## start

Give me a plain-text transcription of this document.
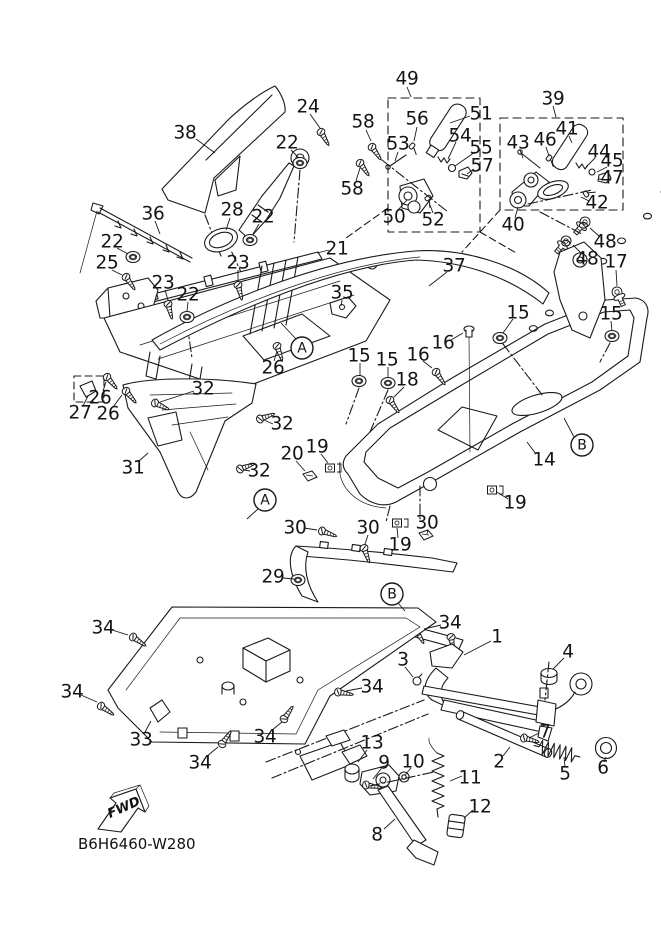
38
24
22
58
58
49
56 51
53 54
55
57
50 52
39
41
43 46
44
45
47
42
40
48
48 17
36	28 22
21
22
25
23
22
23
35
37
15 15 16
16
18
15	15
26
27
26
26
32
32
32
31
20 19
14
19
30	30 30
19
29
34
34
34	34
33
34
34
1
3	4
7
2
5 6
13
9 10
11
12
8
A
A
B
B
FWD
B6H6460-W280
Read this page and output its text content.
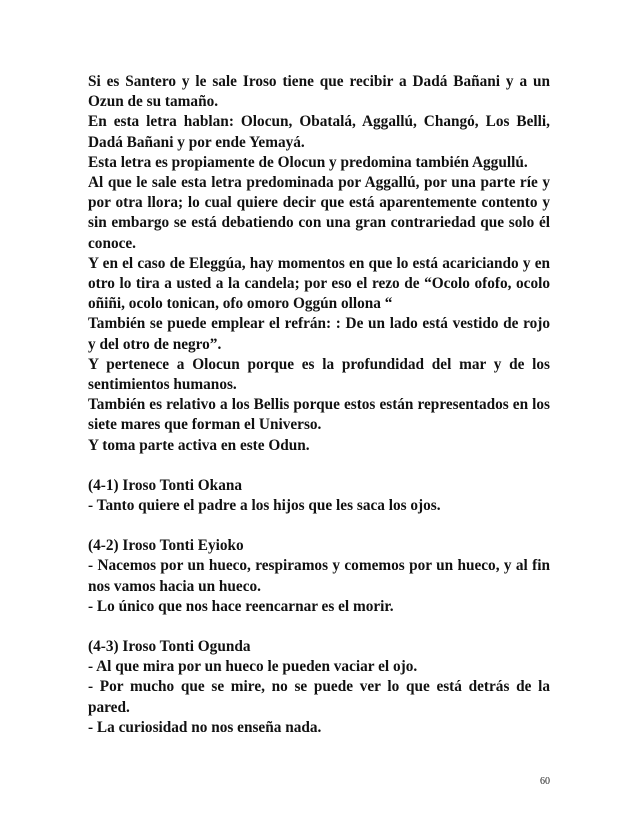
Si es Santero y le sale Iroso tiene que recibir a Dadá Bañani y a un Ozun de su tamaño.

En esta letra hablan: Olocun, Obatalá, Aggallú, Changó, Los Belli, Dadá Bañani y por ende Yemayá.

Esta letra es propiamente de Olocun y predomina también Aggullú.

Al que le sale esta letra predominada por Aggallú, por una parte ríe y por otra llora; lo cual quiere decir que está aparentemente contento y sin embargo se está debatiendo con una gran contrariedad que solo él conoce.

Y en el caso de Eleggúa, hay momentos en que lo está acariciando y en otro lo tira a usted a la candela; por eso el rezo de “Ocolo ofofo, ocolo oñiñi, ocolo tonican, ofo omoro Oggún ollona “

También se puede emplear el refrán: : De un lado está vestido de rojo y del otro de negro”.

Y pertenece a Olocun porque es la profundidad del mar y de los sentimientos humanos.

También es relativo a los Bellis porque estos están representados en los siete mares que forman el Universo.

Y toma parte activa en este Odun.

(4-1) Iroso Tonti Okana

- Tanto quiere el padre a los hijos que les saca los ojos.

(4-2) Iroso Tonti Eyioko

- Nacemos por un hueco, respiramos y comemos por un hueco, y al fin nos vamos hacia un hueco.

- Lo único que nos hace reencarnar es el morir.

(4-3) Iroso Tonti Ogunda

- Al que mira por un hueco le pueden vaciar el ojo.

- Por mucho que se mire, no se puede ver lo que está detrás de la pared.

- La curiosidad no nos enseña nada.

60
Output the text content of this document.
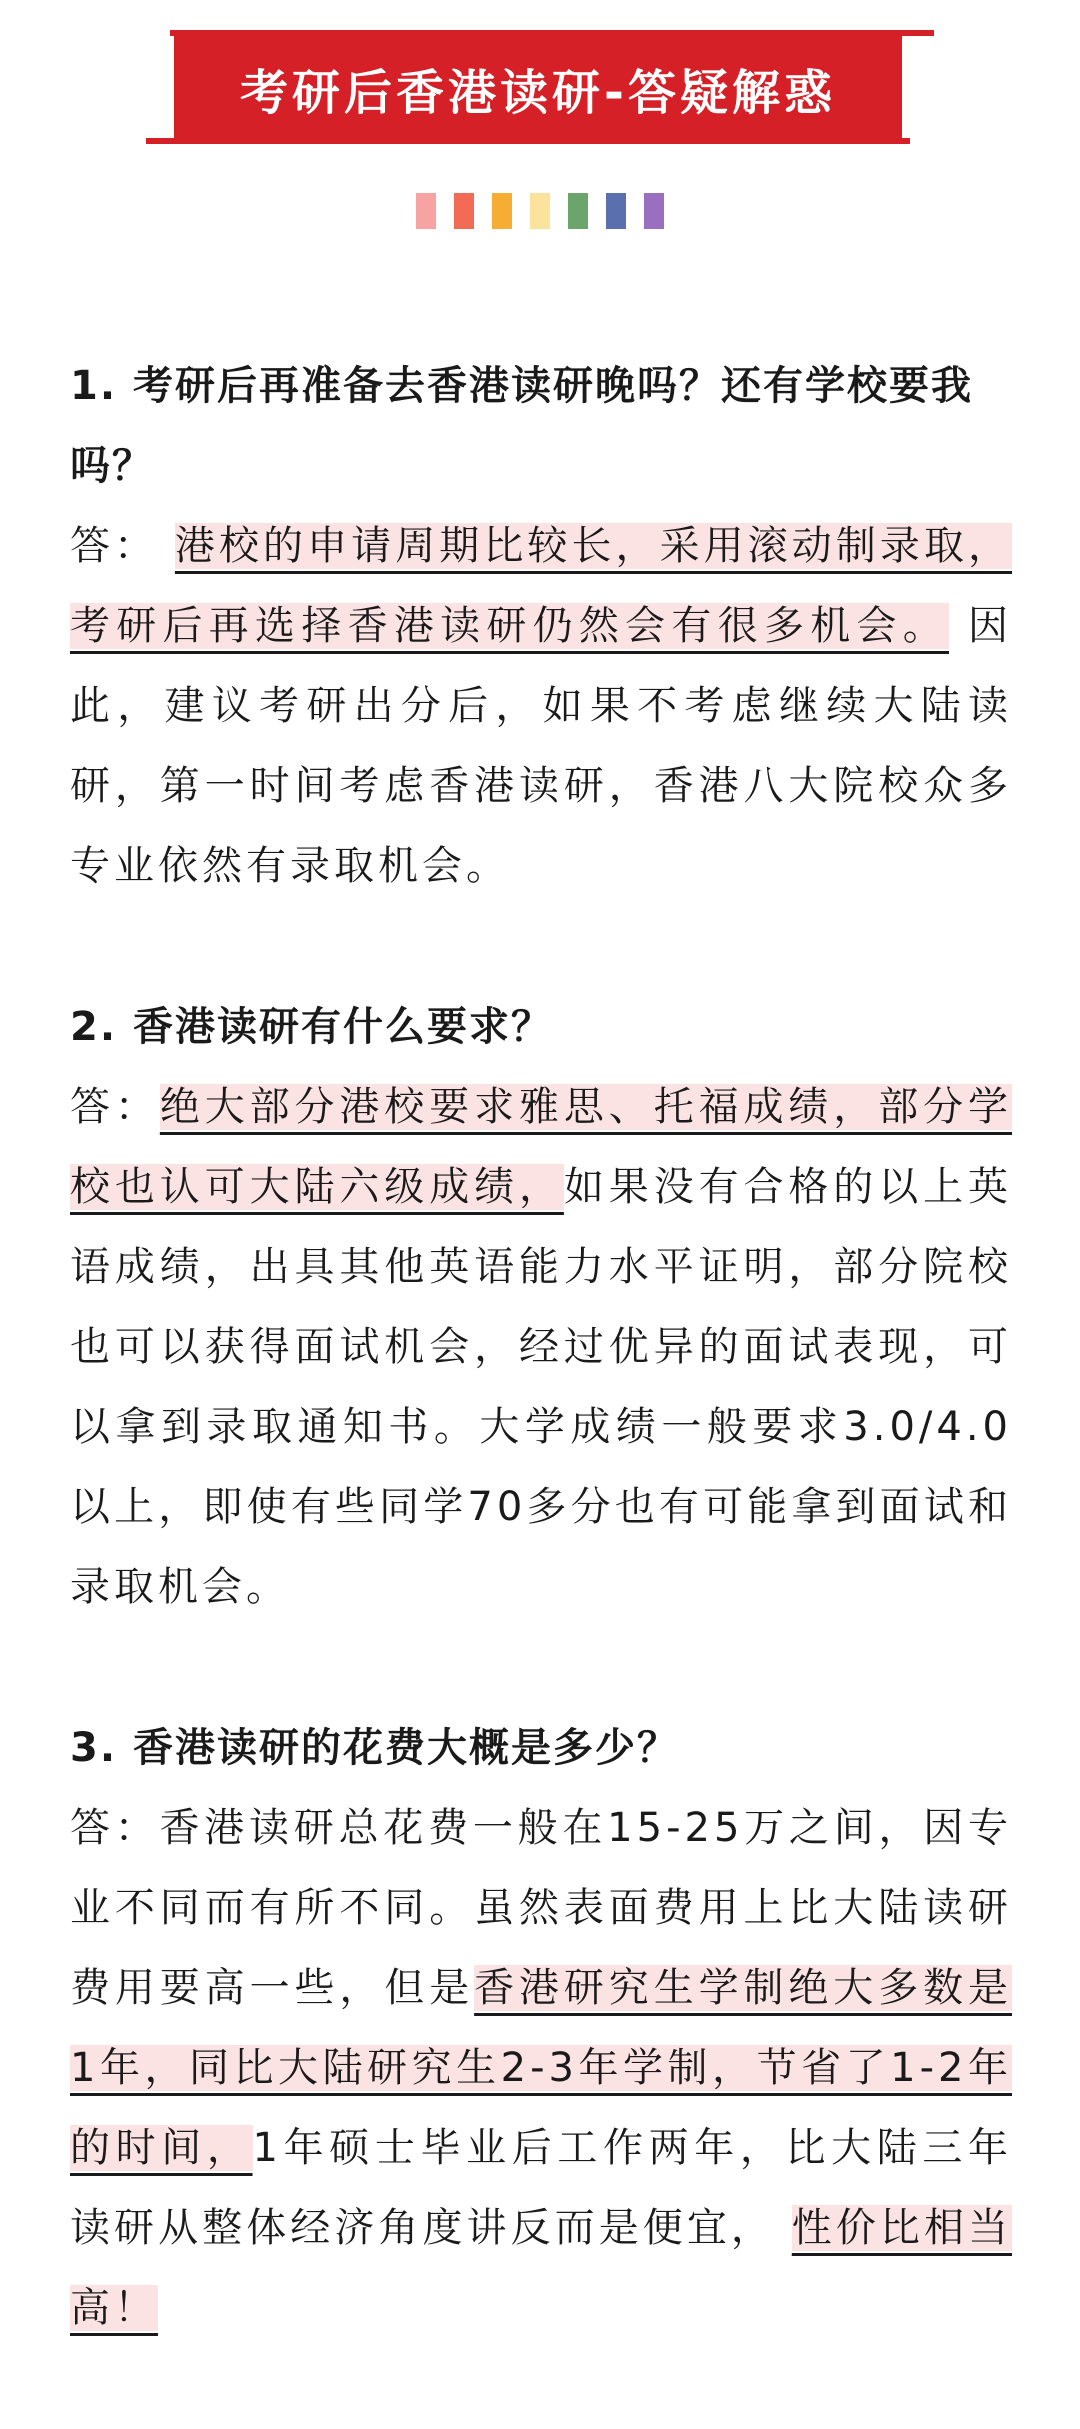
考研后香港读研-答疑解惑

1. 考研后再准备去香港读研晚吗？还有学校要我吗？

答： 港校的申请周期比较长，采用滚动制录取，考研后再选择香港读研仍然会有很多机会。 因此，建议考研出分后，如果不考虑继续大陆读研，第一时间考虑香港读研，香港八大院校众多专业依然有录取机会。

2. 香港读研有什么要求？

答：绝大部分港校要求雅思、托福成绩，部分学校也认可大陆六级成绩，如果没有合格的以上英语成绩，出具其他英语能力水平证明，部分院校也可以获得面试机会，经过优异的面试表现，可以拿到录取通知书。大学成绩一般要求3.0/4.0以上，即使有些同学70多分也有可能拿到面试和录取机会。

3. 香港读研的花费大概是多少？

答：香港读研总花费一般在15-25万之间，因专业不同而有所不同。虽然表面费用上比大陆读研费用要高一些，但是香港研究生学制绝大多数是1年，同比大陆研究生2-3年学制，节省了1-2年的时间，1年硕士毕业后工作两年，比大陆三年读研从整体经济角度讲反而是便宜， 性价比相当高！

## end

> [Task to complete] Reproduce the entries above word for word. Pictures stay out.

> [The response]
Give me a plain-text transcription of this document.
38
24
22
58
58
49
56 51
53 54
55
57
50 52
39
41
43 46
44
45
47
42
40
48
48 17
36	28 22
21
22
25
23
22
23
35
37
15 15 16
16
18
15	15
26
27
26
26
32
32
32
31
20 19
14
19
30	30 30
19
29
34
34
34	34
33
34
34
1
3	4
7
2
5 6
13
9 10
11
12
8
A
A
B
B
FWD
B6H6460-W280
Read this page and output its text content.
Si es Santero y le sale Iroso tiene que recibir a Dadá Bañani y a un Ozun de su tamaño.

En esta letra hablan: Olocun, Obatalá, Aggallú, Changó, Los Belli, Dadá Bañani y por ende Yemayá.

Esta letra es propiamente de Olocun y predomina también Aggullú.

Al que le sale esta letra predominada por Aggallú, por una parte ríe y por otra llora; lo cual quiere decir que está aparentemente contento y sin embargo se está debatiendo con una gran contrariedad que solo él conoce.

Y en el caso de Eleggúa, hay momentos en que lo está acariciando y en otro lo tira a usted a la candela; por eso el rezo de “Ocolo ofofo, ocolo oñiñi, ocolo tonican, ofo omoro Oggún ollona “

También se puede emplear el refrán: : De un lado está vestido de rojo y del otro de negro”.

Y pertenece a Olocun porque es la profundidad del mar y de los sentimientos humanos.

También es relativo a los Bellis porque estos están representados en los siete mares que forman el Universo.

Y toma parte activa en este Odun.

(4-1) Iroso Tonti Okana

- Tanto quiere el padre a los hijos que les saca los ojos.

(4-2) Iroso Tonti Eyioko

- Nacemos por un hueco, respiramos y comemos por un hueco, y al fin nos vamos hacia un hueco.

- Lo único que nos hace reencarnar es el morir.

(4-3) Iroso Tonti Ogunda

- Al que mira por un hueco le pueden vaciar el ojo.

- Por mucho que se mire, no se puede ver lo que está detrás de la pared.

- La curiosidad no nos enseña nada.

60
Output the text content of this document.
考研后香港读研-答疑解惑

1. 考研后再准备去香港读研晚吗？还有学校要我吗？

答： 港校的申请周期比较长，采用滚动制录取，考研后再选择香港读研仍然会有很多机会。 因此，建议考研出分后，如果不考虑继续大陆读研，第一时间考虑香港读研，香港八大院校众多专业依然有录取机会。

2. 香港读研有什么要求？

答：绝大部分港校要求雅思、托福成绩，部分学校也认可大陆六级成绩，如果没有合格的以上英语成绩，出具其他英语能力水平证明，部分院校也可以获得面试机会，经过优异的面试表现，可以拿到录取通知书。大学成绩一般要求3.0/4.0以上，即使有些同学70多分也有可能拿到面试和录取机会。

3. 香港读研的花费大概是多少？

答：香港读研总花费一般在15-25万之间，因专业不同而有所不同。虽然表面费用上比大陆读研费用要高一些，但是香港研究生学制绝大多数是1年，同比大陆研究生2-3年学制，节省了1-2年的时间，1年硕士毕业后工作两年，比大陆三年读研从整体经济角度讲反而是便宜， 性价比相当高！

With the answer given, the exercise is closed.